» Entries shown
'''

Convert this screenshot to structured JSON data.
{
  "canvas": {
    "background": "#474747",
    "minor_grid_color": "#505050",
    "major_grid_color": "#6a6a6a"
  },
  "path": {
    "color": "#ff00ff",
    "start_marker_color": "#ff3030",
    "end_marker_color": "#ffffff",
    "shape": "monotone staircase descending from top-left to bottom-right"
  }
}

'''

Type out the material again exactly as presented.

Convert this screenshot to structured JSON data.
{
  "canvas": {
    "background": "#474747",
    "minor_grid_color": "#505050",
    "major_grid_color": "#6a6a6a"
  },
  "path": {
    "color": "#ff00ff",
    "start_marker_color": "#ff3030",
    "end_marker_color": "#ffffff",
    "shape": "monotone staircase descending from top-left to bottom-right"
  }
}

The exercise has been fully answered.